Give the number of lines below that contain the word "solution", and nothing else.

Records for this task –

>> BEGIN

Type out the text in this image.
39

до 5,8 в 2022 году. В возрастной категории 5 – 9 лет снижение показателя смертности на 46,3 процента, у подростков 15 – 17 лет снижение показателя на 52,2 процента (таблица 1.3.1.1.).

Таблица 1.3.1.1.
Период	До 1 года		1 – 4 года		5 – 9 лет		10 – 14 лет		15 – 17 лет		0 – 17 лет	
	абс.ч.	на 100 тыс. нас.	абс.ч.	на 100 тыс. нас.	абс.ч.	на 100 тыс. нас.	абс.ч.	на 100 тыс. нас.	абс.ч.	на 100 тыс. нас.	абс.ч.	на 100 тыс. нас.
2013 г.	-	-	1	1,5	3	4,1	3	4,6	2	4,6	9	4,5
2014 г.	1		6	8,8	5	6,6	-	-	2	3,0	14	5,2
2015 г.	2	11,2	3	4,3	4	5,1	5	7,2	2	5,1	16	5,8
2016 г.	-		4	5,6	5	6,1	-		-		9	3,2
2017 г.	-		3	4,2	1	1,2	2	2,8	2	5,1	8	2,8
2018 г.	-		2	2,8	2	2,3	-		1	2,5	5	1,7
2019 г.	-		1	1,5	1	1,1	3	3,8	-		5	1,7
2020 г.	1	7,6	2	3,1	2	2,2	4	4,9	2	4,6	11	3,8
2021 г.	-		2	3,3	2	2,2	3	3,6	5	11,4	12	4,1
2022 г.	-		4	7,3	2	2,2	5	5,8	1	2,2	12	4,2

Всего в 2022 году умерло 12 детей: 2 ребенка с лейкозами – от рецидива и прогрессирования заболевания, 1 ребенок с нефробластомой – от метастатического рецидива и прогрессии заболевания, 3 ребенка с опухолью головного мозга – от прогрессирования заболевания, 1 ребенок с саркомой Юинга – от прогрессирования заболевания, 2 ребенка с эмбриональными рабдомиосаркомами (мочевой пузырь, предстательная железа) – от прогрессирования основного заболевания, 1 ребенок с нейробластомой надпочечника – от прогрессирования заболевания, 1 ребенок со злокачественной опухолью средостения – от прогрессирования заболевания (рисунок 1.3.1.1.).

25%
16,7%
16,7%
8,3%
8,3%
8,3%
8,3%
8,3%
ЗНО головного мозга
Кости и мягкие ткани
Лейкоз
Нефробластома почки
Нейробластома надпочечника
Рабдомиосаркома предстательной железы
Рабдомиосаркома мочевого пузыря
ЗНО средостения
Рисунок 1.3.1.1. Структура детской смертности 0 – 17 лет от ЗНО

>> END
>> BEGIN

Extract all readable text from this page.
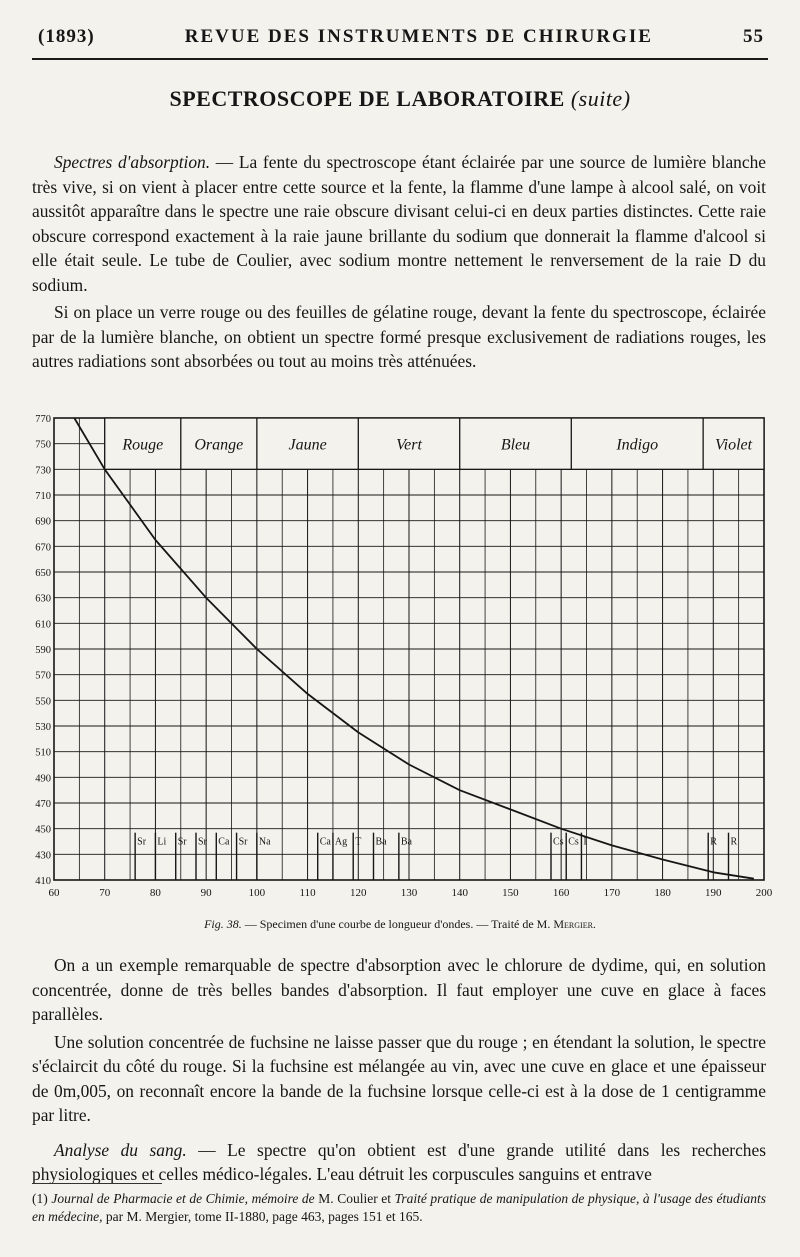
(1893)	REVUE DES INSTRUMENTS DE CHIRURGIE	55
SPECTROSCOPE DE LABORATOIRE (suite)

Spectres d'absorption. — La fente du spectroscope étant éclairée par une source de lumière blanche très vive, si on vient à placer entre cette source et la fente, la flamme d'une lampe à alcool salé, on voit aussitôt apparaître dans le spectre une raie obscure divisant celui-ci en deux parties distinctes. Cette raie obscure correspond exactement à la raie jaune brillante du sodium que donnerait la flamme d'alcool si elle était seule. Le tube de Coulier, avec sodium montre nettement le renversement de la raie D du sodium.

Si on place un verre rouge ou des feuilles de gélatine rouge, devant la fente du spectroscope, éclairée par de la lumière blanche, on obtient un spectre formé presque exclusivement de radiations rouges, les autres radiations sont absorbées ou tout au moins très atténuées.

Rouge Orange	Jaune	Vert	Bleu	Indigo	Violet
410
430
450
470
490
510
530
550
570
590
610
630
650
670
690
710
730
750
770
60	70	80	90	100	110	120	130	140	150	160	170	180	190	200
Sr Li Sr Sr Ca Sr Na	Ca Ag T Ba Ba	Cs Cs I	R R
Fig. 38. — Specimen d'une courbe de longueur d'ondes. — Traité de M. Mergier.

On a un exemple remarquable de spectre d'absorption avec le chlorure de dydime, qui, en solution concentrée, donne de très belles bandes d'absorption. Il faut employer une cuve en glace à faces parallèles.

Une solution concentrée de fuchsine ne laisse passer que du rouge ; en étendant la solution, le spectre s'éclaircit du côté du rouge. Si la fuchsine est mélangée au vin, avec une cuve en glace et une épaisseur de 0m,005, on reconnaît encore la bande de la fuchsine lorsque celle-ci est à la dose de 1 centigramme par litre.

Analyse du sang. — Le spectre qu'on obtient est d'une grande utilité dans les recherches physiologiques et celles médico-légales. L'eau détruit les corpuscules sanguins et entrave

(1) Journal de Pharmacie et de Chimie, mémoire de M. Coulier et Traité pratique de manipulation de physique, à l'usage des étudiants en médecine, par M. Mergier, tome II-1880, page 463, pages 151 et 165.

>> END
>> BEGIN

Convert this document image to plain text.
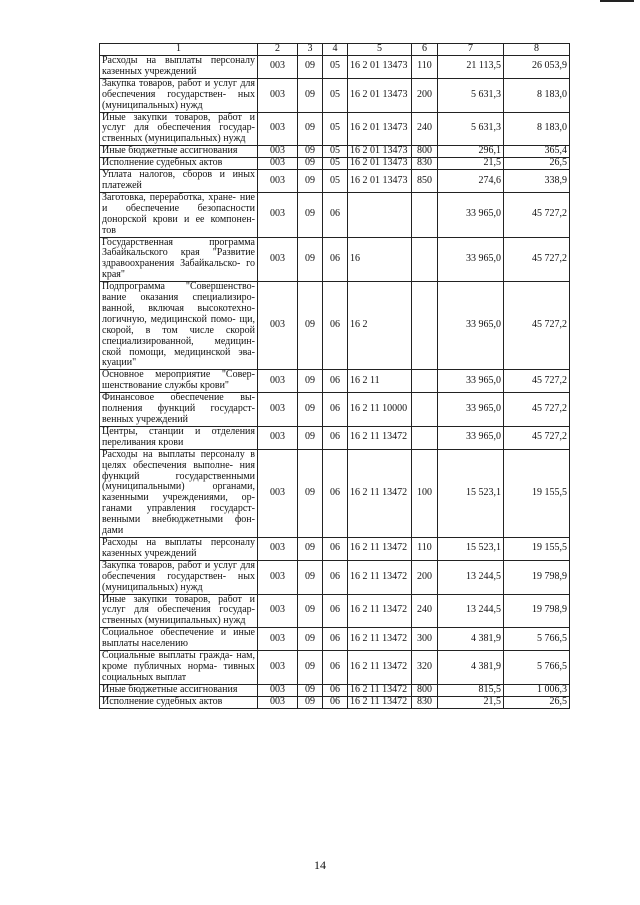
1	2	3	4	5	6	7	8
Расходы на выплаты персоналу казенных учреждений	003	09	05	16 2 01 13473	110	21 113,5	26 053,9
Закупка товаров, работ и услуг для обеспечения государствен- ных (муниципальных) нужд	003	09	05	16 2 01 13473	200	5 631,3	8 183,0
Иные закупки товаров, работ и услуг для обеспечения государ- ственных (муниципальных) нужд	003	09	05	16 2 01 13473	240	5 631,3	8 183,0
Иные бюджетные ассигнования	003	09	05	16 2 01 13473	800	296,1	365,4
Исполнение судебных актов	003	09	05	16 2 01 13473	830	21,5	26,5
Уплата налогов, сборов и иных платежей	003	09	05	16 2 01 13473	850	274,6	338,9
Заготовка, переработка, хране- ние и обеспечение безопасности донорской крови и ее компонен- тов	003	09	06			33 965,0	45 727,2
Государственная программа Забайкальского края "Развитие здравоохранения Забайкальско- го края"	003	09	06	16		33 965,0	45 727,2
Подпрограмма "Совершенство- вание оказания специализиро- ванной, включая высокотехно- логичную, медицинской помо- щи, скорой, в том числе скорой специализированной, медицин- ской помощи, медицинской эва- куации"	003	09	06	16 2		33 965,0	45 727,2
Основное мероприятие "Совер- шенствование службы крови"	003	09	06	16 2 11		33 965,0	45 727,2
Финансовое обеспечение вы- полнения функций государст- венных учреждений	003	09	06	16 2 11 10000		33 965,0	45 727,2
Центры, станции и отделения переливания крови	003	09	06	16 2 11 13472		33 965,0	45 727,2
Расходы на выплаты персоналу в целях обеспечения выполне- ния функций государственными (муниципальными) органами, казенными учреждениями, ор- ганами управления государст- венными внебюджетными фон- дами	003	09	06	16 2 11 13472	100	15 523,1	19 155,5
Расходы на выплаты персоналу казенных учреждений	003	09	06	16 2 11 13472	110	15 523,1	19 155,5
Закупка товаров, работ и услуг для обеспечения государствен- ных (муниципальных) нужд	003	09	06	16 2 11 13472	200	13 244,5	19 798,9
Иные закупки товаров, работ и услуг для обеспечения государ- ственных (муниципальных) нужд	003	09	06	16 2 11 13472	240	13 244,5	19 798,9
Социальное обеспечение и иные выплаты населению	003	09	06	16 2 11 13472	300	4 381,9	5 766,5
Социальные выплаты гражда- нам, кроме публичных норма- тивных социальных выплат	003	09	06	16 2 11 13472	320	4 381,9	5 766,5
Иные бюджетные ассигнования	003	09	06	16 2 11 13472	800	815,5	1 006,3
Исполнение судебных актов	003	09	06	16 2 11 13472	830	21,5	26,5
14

>> END

Written answer –
2